Saved data entries:

-----

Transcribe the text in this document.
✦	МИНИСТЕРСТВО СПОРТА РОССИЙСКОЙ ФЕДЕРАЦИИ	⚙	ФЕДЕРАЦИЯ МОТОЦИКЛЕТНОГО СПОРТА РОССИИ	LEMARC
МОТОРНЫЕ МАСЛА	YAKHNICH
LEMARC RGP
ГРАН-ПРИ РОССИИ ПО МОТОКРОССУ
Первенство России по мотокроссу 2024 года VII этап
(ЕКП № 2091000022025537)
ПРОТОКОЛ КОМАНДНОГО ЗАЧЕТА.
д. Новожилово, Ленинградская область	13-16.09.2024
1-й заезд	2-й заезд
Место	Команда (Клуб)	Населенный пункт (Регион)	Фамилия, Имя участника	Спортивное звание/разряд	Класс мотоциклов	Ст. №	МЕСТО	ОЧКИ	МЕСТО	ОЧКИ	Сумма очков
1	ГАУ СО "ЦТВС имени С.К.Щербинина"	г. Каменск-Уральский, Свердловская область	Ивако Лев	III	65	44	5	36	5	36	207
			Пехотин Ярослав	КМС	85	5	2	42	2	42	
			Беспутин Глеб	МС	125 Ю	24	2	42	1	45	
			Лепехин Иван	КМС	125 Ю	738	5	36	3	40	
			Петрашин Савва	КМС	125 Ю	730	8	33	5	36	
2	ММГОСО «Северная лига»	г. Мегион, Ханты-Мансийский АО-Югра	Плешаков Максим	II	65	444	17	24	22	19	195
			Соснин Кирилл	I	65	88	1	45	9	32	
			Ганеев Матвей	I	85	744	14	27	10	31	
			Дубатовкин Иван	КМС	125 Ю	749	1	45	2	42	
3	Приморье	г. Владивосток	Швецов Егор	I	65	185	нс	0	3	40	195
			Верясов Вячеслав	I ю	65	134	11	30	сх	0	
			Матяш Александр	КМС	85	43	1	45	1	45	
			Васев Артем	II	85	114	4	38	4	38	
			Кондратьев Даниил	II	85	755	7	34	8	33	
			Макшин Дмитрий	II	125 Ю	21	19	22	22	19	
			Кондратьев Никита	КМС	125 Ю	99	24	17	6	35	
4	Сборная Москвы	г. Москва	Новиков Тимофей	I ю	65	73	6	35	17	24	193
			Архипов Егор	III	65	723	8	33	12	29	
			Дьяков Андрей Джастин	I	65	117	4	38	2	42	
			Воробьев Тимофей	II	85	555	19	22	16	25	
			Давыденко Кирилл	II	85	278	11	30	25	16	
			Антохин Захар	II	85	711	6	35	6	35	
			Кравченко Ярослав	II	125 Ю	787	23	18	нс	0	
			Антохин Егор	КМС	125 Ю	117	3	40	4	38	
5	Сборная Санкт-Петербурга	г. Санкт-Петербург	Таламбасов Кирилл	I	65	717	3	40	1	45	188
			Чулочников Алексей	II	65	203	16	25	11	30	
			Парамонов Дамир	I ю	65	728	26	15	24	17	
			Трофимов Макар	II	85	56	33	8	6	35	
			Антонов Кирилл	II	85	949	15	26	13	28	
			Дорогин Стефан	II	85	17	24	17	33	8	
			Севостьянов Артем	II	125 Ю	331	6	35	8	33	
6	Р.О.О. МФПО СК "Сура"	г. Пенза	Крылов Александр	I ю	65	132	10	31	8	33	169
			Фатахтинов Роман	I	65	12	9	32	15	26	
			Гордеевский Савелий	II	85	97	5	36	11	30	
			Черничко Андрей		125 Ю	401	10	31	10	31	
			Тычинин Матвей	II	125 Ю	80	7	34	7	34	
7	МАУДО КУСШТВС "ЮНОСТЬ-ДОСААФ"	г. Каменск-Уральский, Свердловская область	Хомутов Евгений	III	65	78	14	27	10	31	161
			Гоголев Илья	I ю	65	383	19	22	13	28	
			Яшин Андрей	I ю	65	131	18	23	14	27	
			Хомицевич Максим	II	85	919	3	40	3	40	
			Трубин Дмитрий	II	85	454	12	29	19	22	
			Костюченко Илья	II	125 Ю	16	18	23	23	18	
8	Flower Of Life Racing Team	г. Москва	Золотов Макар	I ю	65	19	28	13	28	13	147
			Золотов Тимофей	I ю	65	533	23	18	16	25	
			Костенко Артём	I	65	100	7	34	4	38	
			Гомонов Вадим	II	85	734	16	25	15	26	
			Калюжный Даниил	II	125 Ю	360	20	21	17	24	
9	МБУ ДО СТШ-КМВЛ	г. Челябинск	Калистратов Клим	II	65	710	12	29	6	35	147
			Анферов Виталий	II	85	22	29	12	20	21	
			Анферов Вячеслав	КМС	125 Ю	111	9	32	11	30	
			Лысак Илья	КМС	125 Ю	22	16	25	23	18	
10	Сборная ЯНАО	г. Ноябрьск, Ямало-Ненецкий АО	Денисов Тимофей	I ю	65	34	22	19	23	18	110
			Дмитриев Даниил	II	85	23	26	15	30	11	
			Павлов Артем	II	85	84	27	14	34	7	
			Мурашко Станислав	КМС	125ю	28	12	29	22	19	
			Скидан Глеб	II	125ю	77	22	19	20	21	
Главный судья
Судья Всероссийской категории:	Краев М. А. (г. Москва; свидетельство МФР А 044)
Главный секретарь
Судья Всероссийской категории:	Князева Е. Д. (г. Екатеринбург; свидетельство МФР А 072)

-----

- **Task instructions**:
Retype the entries exactly, including every line.

- **Exercise result**:
Transcribe the text in this document.
✦	МИНИСТЕРСТВО СПОРТА РОССИЙСКОЙ ФЕДЕРАЦИИ	⚙	ФЕДЕРАЦИЯ МОТОЦИКЛЕТНОГО СПОРТА РОССИИ	LEMARC
МОТОРНЫЕ МАСЛА	YAKHNICH
LEMARC RGP
ГРАН-ПРИ РОССИИ ПО МОТОКРОССУ
Первенство России по мотокроссу 2024 года VII этап
(ЕКП № 2091000022025537)
ПРОТОКОЛ КОМАНДНОГО ЗАЧЕТА.
д. Новожилово, Ленинградская область	13-16.09.2024
1-й заезд	2-й заезд
Место	Команда (Клуб)	Населенный пункт (Регион)	Фамилия, Имя участника	Спортивное звание/разряд	Класс мотоциклов	Ст. №	МЕСТО	ОЧКИ	МЕСТО	ОЧКИ	Сумма очков
1	ГАУ СО "ЦТВС имени С.К.Щербинина"	г. Каменск-Уральский, Свердловская область	Ивако Лев	III	65	44	5	36	5	36	207
			Пехотин Ярослав	КМС	85	5	2	42	2	42	
			Беспутин Глеб	МС	125 Ю	24	2	42	1	45	
			Лепехин Иван	КМС	125 Ю	738	5	36	3	40	
			Петрашин Савва	КМС	125 Ю	730	8	33	5	36	
2	ММГОСО «Северная лига»	г. Мегион, Ханты-Мансийский АО-Югра	Плешаков Максим	II	65	444	17	24	22	19	195
			Соснин Кирилл	I	65	88	1	45	9	32	
			Ганеев Матвей	I	85	744	14	27	10	31	
			Дубатовкин Иван	КМС	125 Ю	749	1	45	2	42	
3	Приморье	г. Владивосток	Швецов Егор	I	65	185	нс	0	3	40	195
			Верясов Вячеслав	I ю	65	134	11	30	сх	0	
			Матяш Александр	КМС	85	43	1	45	1	45	
			Васев Артем	II	85	114	4	38	4	38	
			Кондратьев Даниил	II	85	755	7	34	8	33	
			Макшин Дмитрий	II	125 Ю	21	19	22	22	19	
			Кондратьев Никита	КМС	125 Ю	99	24	17	6	35	
4	Сборная Москвы	г. Москва	Новиков Тимофей	I ю	65	73	6	35	17	24	193
			Архипов Егор	III	65	723	8	33	12	29	
			Дьяков Андрей Джастин	I	65	117	4	38	2	42	
			Воробьев Тимофей	II	85	555	19	22	16	25	
			Давыденко Кирилл	II	85	278	11	30	25	16	
			Антохин Захар	II	85	711	6	35	6	35	
			Кравченко Ярослав	II	125 Ю	787	23	18	нс	0	
			Антохин Егор	КМС	125 Ю	117	3	40	4	38	
5	Сборная Санкт-Петербурга	г. Санкт-Петербург	Таламбасов Кирилл	I	65	717	3	40	1	45	188
			Чулочников Алексей	II	65	203	16	25	11	30	
			Парамонов Дамир	I ю	65	728	26	15	24	17	
			Трофимов Макар	II	85	56	33	8	6	35	
			Антонов Кирилл	II	85	949	15	26	13	28	
			Дорогин Стефан	II	85	17	24	17	33	8	
			Севостьянов Артем	II	125 Ю	331	6	35	8	33	
6	Р.О.О. МФПО СК "Сура"	г. Пенза	Крылов Александр	I ю	65	132	10	31	8	33	169
			Фатахтинов Роман	I	65	12	9	32	15	26	
			Гордеевский Савелий	II	85	97	5	36	11	30	
			Черничко Андрей		125 Ю	401	10	31	10	31	
			Тычинин Матвей	II	125 Ю	80	7	34	7	34	
7	МАУДО КУСШТВС "ЮНОСТЬ-ДОСААФ"	г. Каменск-Уральский, Свердловская область	Хомутов Евгений	III	65	78	14	27	10	31	161
			Гоголев Илья	I ю	65	383	19	22	13	28	
			Яшин Андрей	I ю	65	131	18	23	14	27	
			Хомицевич Максим	II	85	919	3	40	3	40	
			Трубин Дмитрий	II	85	454	12	29	19	22	
			Костюченко Илья	II	125 Ю	16	18	23	23	18	
8	Flower Of Life Racing Team	г. Москва	Золотов Макар	I ю	65	19	28	13	28	13	147
			Золотов Тимофей	I ю	65	533	23	18	16	25	
			Костенко Артём	I	65	100	7	34	4	38	
			Гомонов Вадим	II	85	734	16	25	15	26	
			Калюжный Даниил	II	125 Ю	360	20	21	17	24	
9	МБУ ДО СТШ-КМВЛ	г. Челябинск	Калистратов Клим	II	65	710	12	29	6	35	147
			Анферов Виталий	II	85	22	29	12	20	21	
			Анферов Вячеслав	КМС	125 Ю	111	9	32	11	30	
			Лысак Илья	КМС	125 Ю	22	16	25	23	18	
10	Сборная ЯНАО	г. Ноябрьск, Ямало-Ненецкий АО	Денисов Тимофей	I ю	65	34	22	19	23	18	110
			Дмитриев Даниил	II	85	23	26	15	30	11	
			Павлов Артем	II	85	84	27	14	34	7	
			Мурашко Станислав	КМС	125ю	28	12	29	22	19	
			Скидан Глеб	II	125ю	77	22	19	20	21	
Главный судья
Судья Всероссийской категории:	Краев М. А. (г. Москва; свидетельство МФР А 044)
Главный секретарь
Судья Всероссийской категории:	Князева Е. Д. (г. Екатеринбург; свидетельство МФР А 072)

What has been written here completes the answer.